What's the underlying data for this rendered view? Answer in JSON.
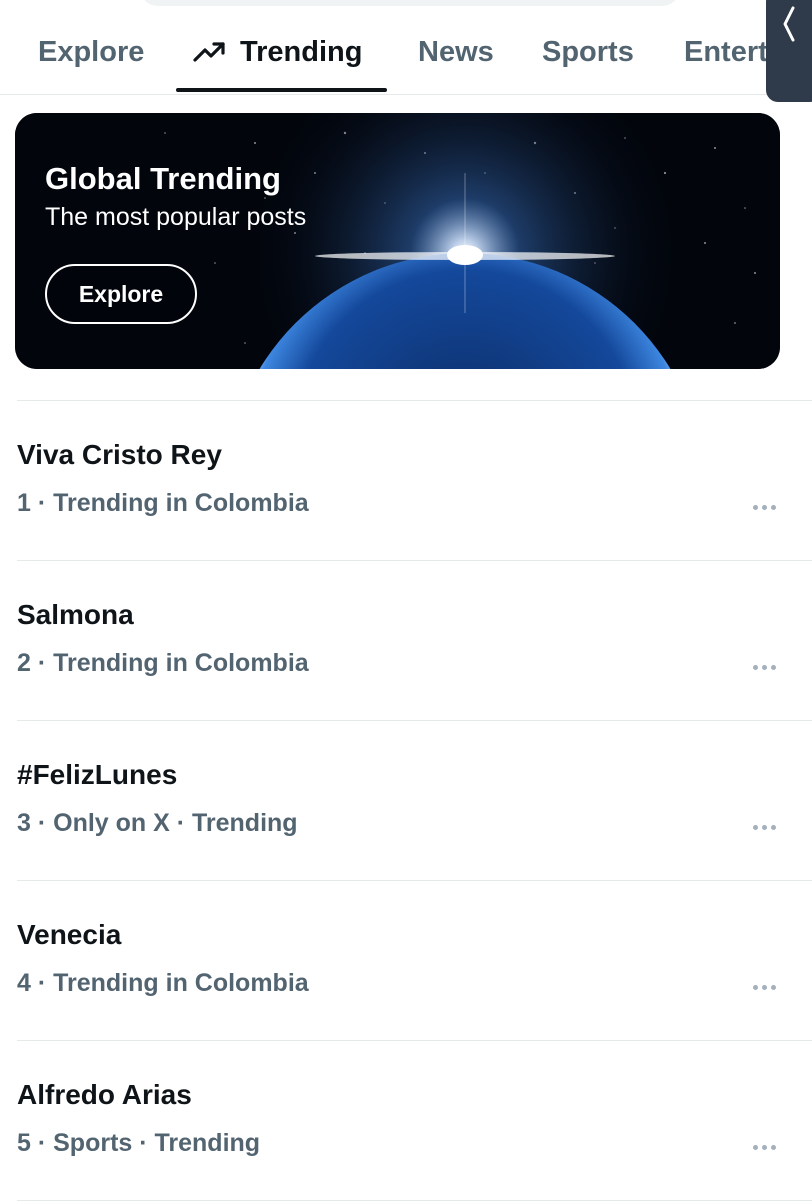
{
  "tabs": [
    {
      "label": "Explore"
    },
    {
      "label": "Trending",
      "icon": "trending-up-icon"
    },
    {
      "label": "News"
    },
    {
      "label": "Sports"
    },
    {
      "label": "Entert"
    }
  ],
  "active_tab": "Trending",
  "hero": {
    "title": "Global Trending",
    "subtitle": "The most popular posts",
    "button_label": "Explore"
  },
  "trends": [
    {
      "name": "Viva Cristo Rey",
      "meta": "1 · Trending in Colombia"
    },
    {
      "name": "Salmona",
      "meta": "2 · Trending in Colombia"
    },
    {
      "name": "#FelizLunes",
      "meta": "3 · Only on X · Trending"
    },
    {
      "name": "Venecia",
      "meta": "4 · Trending in Colombia"
    },
    {
      "name": "Alfredo Arias",
      "meta": "5 · Sports · Trending"
    }
  ],
  "colors": {
    "text_primary": "#0f1419",
    "text_secondary": "#536471",
    "divider": "#e6e9ea",
    "more_dots": "#a4b0bb",
    "drawer": "#2f3a4a"
  }
}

EXERCISE REQUIREMENTS> Strip the images and reproduce the remaining records precisely.

WRITTEN REPLY>
What's the underlying data for this rendered view? Answer in JSON.
{
  "tabs": [
    {
      "label": "Explore"
    },
    {
      "label": "Trending",
      "icon": "trending-up-icon"
    },
    {
      "label": "News"
    },
    {
      "label": "Sports"
    },
    {
      "label": "Entert"
    }
  ],
  "active_tab": "Trending",
  "hero": {
    "title": "Global Trending",
    "subtitle": "The most popular posts",
    "button_label": "Explore"
  },
  "trends": [
    {
      "name": "Viva Cristo Rey",
      "meta": "1 · Trending in Colombia"
    },
    {
      "name": "Salmona",
      "meta": "2 · Trending in Colombia"
    },
    {
      "name": "#FelizLunes",
      "meta": "3 · Only on X · Trending"
    },
    {
      "name": "Venecia",
      "meta": "4 · Trending in Colombia"
    },
    {
      "name": "Alfredo Arias",
      "meta": "5 · Sports · Trending"
    }
  ],
  "colors": {
    "text_primary": "#0f1419",
    "text_secondary": "#536471",
    "divider": "#e6e9ea",
    "more_dots": "#a4b0bb",
    "drawer": "#2f3a4a"
  }
}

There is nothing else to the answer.